Quoted passage>

FIG. 3 illustrates an exemplary graphics memory 320 for facilitating the use of a render target as texture in accordance with a specific embodiment of the present invention. As shown, a graphics memory 320 includes memory designated as a first bank (“Bank[0]”) 324 and as a second bank (“Bank[1]”) 322, both of which are used to implement a render target as texture. In this example, each tile in any of banks 322 and 324 can include image data as either texture or render target, or both. In some cases, a tile can include neither texture nor render target. So at any time during a process of using a render target as texture, either bank can include any combination of texture or render target. Further to this embodiment, a texture is formed from the render target in two phases: (1) incrementally, when GPU 202 renders image data into individual tiles of render target 322, and (2) completely, when GPU 202 performs a snapshot command.

First, the texture is incrementally formed when GPU 202 writes to one or more tiles of a render target. If these tiles have yet to been written to since first being rendered, then a copy of what is selected to be written into these tiles are instead written into another bank (rather than the bank presently containing the render target). Typically, these tiles would not be available immediately available as texture, but would be available after a snapshot. During such a snapshot, the tiles that were not written in the render target would not need to be copied as part of the texture, thus preserving computational resources. Second, a snapshot command designates tiles that were already incrementally copied (during subsequent writes to the render target) as texture after the snapshot is performed. Accordingly, texture relating to other tiles that were not part of the first phase will not need to be copied, again preserving computational resources.

FIG. 3 illustrates the implementation of these two phases. First consider that bank 322 is initialized as the render target (not shown), such that all of its tiles are designated as render target. Until any image data is rendered to bank 322, this bank can also serve as texture (after a snapshot), as is shown in crosshatch shading. Bank 324 is not yet active in the render-target-to-texture process. Next, consider that image data (e.g., multiple tiles) are being written into bank 322. As a phase one copy, this image data is written into Bank[0] as image data 324 b rather than being written into bank 322 as 322 b, with image data 324 b identified as texture. Lastly, consider that image data 322 c was previously written to Bank[1] (not shown), which results in image data 324 c being written as render target (not shown). Then, a snapshot causes texture of that image data to be reset as the same image data 324 c. Afterwards, tiles associated with image data 322 c and 324 a contain neither texture or render target, whereas tiles 322 a remains designated as both. This example demonstrates that in various embodiments of the present invention, minimal “copying” is performed so as to minimize the use of computational resources. According to a specific embodiment, the tiles of this example are not physically copied, but rather are associated with different banks 322 and 324 by way of pointers.

Data block>

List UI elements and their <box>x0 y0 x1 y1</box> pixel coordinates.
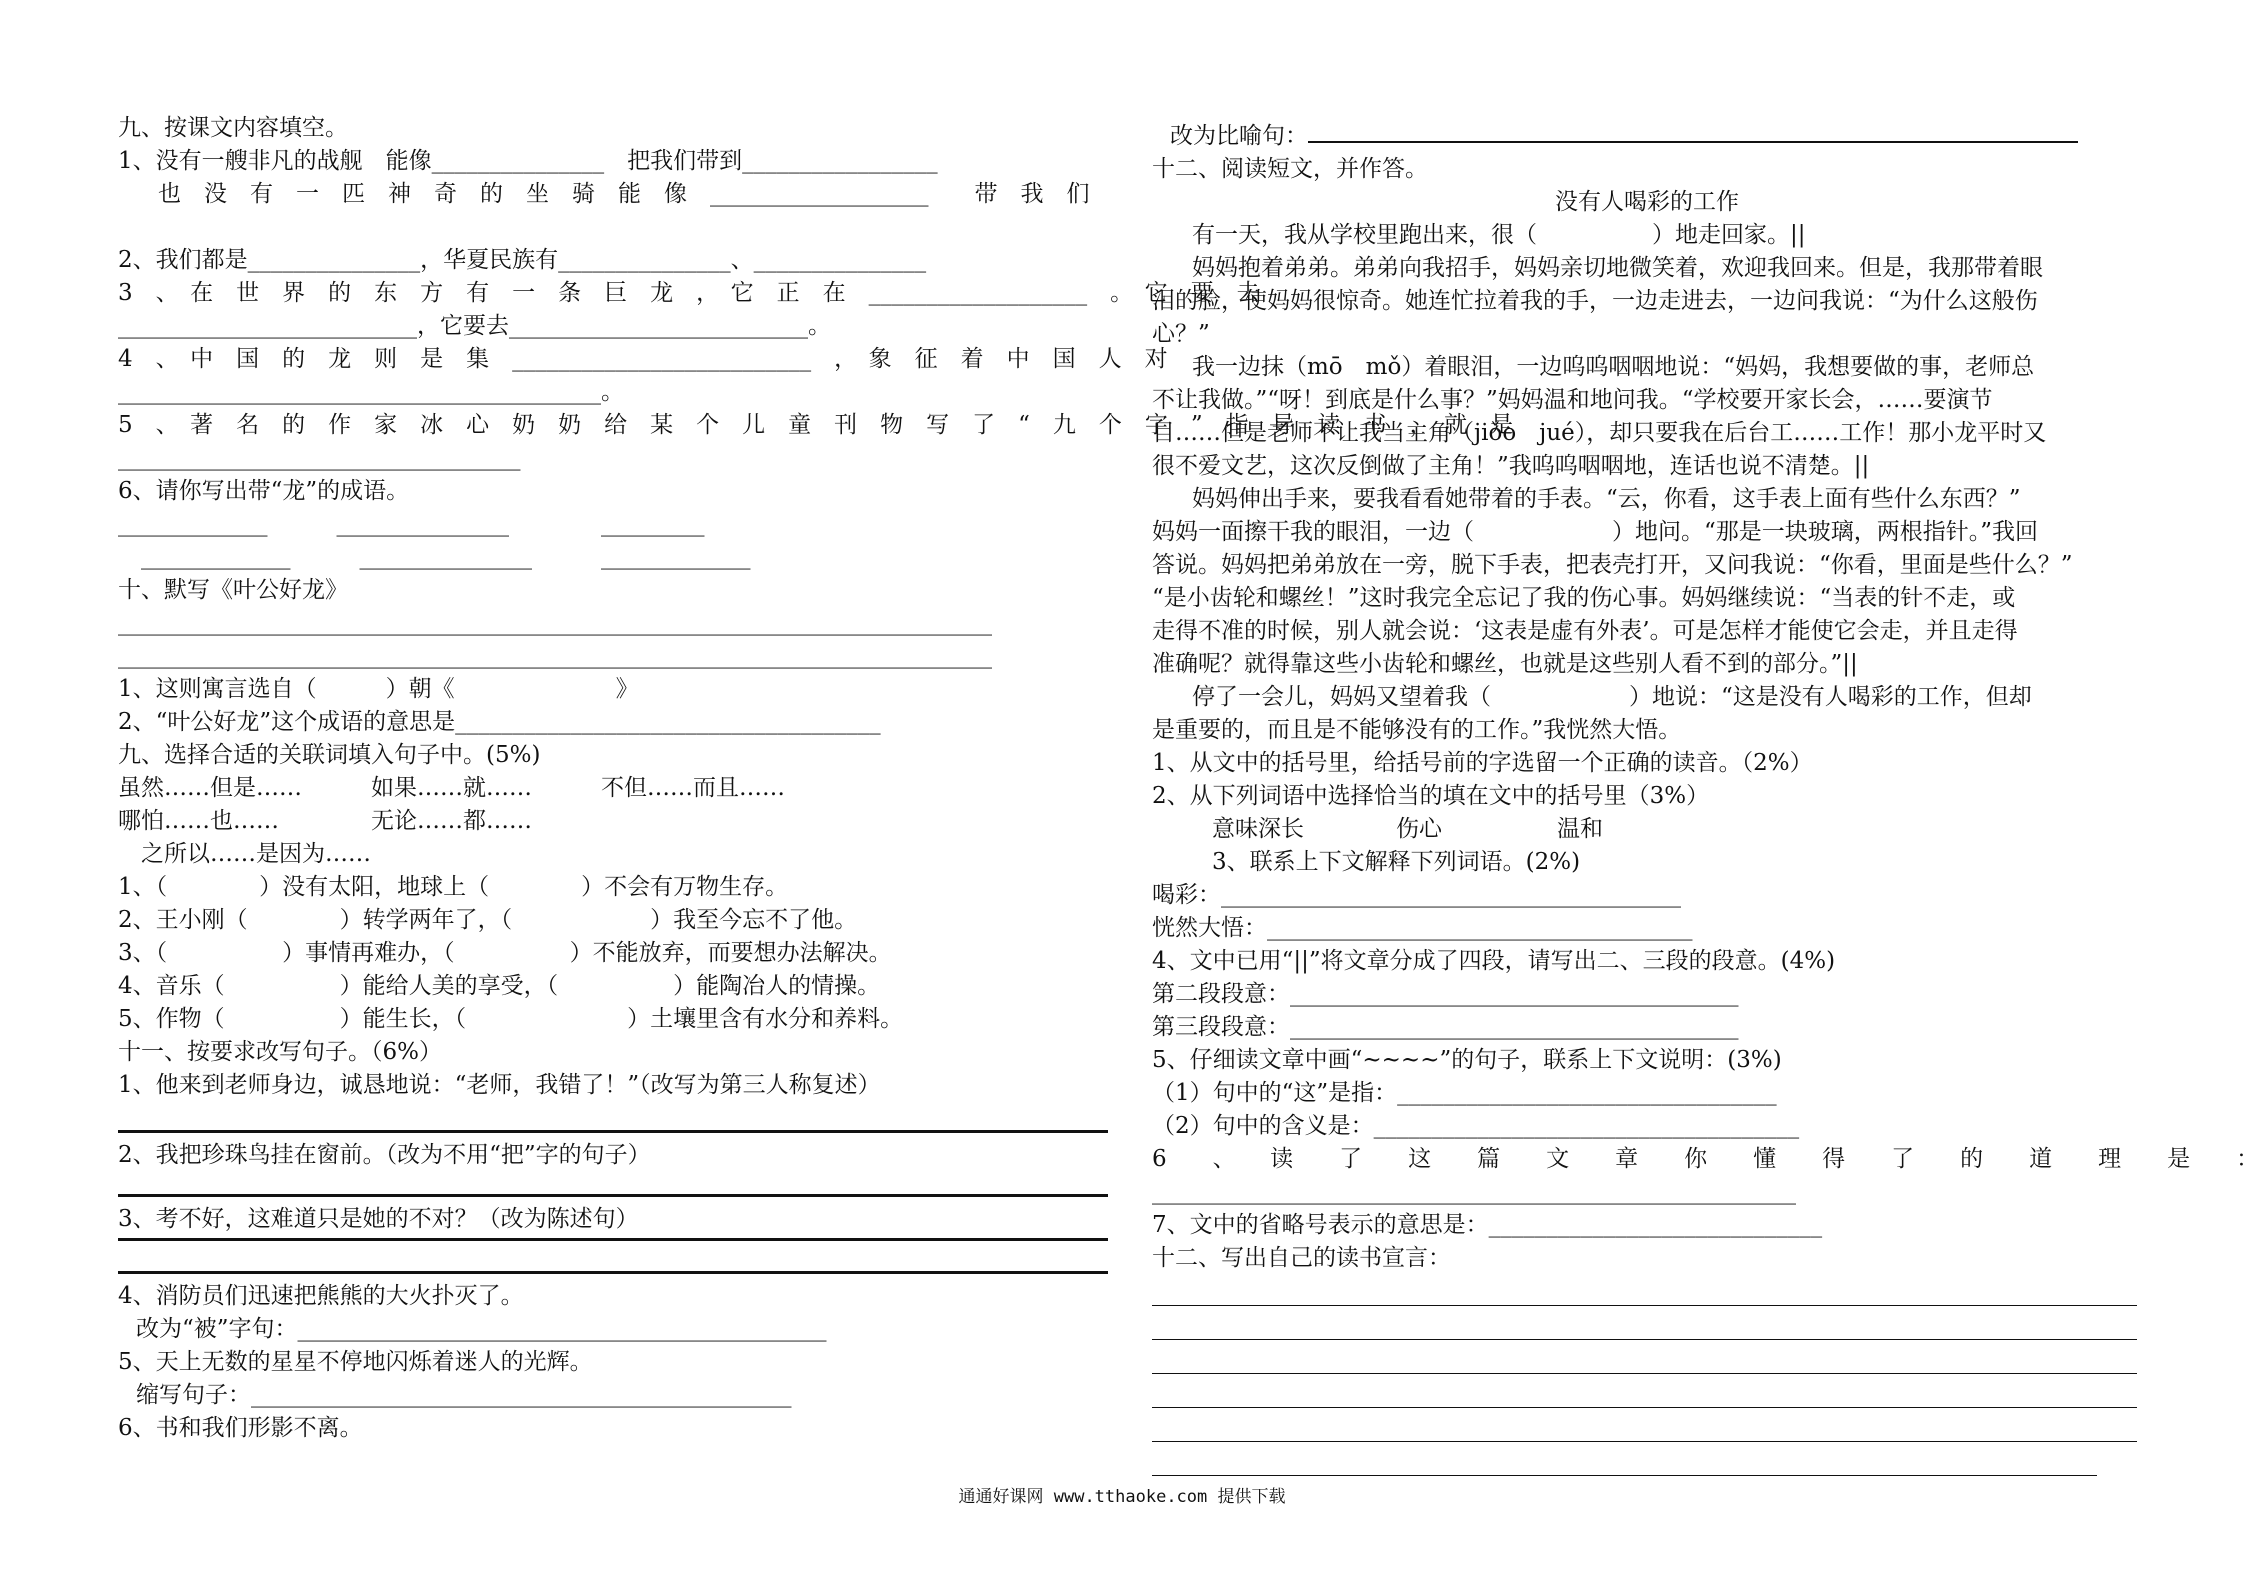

Tasks and exercises>
1. According to the graphics memory passage, in one specific embodiment, how are tiles associated with the different banks 322 and 324 instead of being physically copied?
2. Please pick up the graphics memory passage after its final sentence and continue it.

Answers to the problems>
1. By way of pointers.

2.
FIG. 4 is a flow diagram 400 depicting an exemplary method for a specific embodiment of the present invention. At 402, a first bank of graphics memory (e.g., Bank[1] of FIG. 3) is initialized to include image data as a render target, such as image data 322 a of FIG. 3 (before snapshot). Thereafter, each tile in that bank is designated as a target, or a destination, for writing (i.e., rendering) later-generated image data. In some embodiments, image data that is stored as the render target is not available as a texture until a snapshot is performed.

At 404, a determination is made as to whether a rendering pass is pending during which at least one tile is selected to be written. If a rendering pass is not pending, flow 400 continues to 410. But when a rendering pass is pending, flow 400 continues to block 406. At 406, each tile that is selected to be written with data representing the render target is identified. Once identified, the image data that was to be written into each tile of the first bank is instead written (i.e., preliminarily copied) into a tile in a second bank at 408, so long as each of these tiles has yet to be written before a snapshot is performed at 410. By writing the render target of each tile to the second bank, the tile containing image data representing the original render target remains to be used as texture, if desired. An example of image data written into the second bank as a render target is image data 324 b of FIG. 3. Flow 400 continues next to 410.

At 410, a determination is made as to whether a snapshot is pending. If not, then flow 400 continues back to 404. But if a snapshot is pending, then flow 400 continues to block 412. At 412, the tiles constituting the render target are then designated as texture, too. In some cases, this can be implemented by indicating to a GPU that tiles written to the second bank as image data for the render target are, after the snapshot, to be considered both texture and render target. An example of image data written into the second bank as both texture and render target is image data 324 c of FIG. 3. At 414, the tiles designated as texture are available as input into, for example, a shader or other GPU process to generate graphical images. In some instances, the tiles designated as texture continue to be available as texture until the next snapshot. Flow 400 continues back to 404 if at 416 a determination is made that the render target is still going to be used as texture, such as during a multipass algorithm. Otherwise, flow 400 can end at terminus 418.

FIG. 5 is a block diagram of a system 500 suitable for implementing at least one embodiment of the present invention. System 500 includes a central processing unit (“CPU”) 506 and a system memory 512, both communicating via a bus 514. System memory 512 contains a software application 508 that includes instructions for instructing CPU 506 and/or GPU 502 to generate graphical images at a visual output, such as a display device (not shown). One or more user input devices (not shown) can provide user input to system 500 via bus 514 and can cause software application 508 to initiate a method, in whole or in part, of any embodiment of the present invention. System memory 512 also includes any number of textures (“Texture 1,” “Texture 2,” . . . “Texture n”) 510 for providing static texture maps.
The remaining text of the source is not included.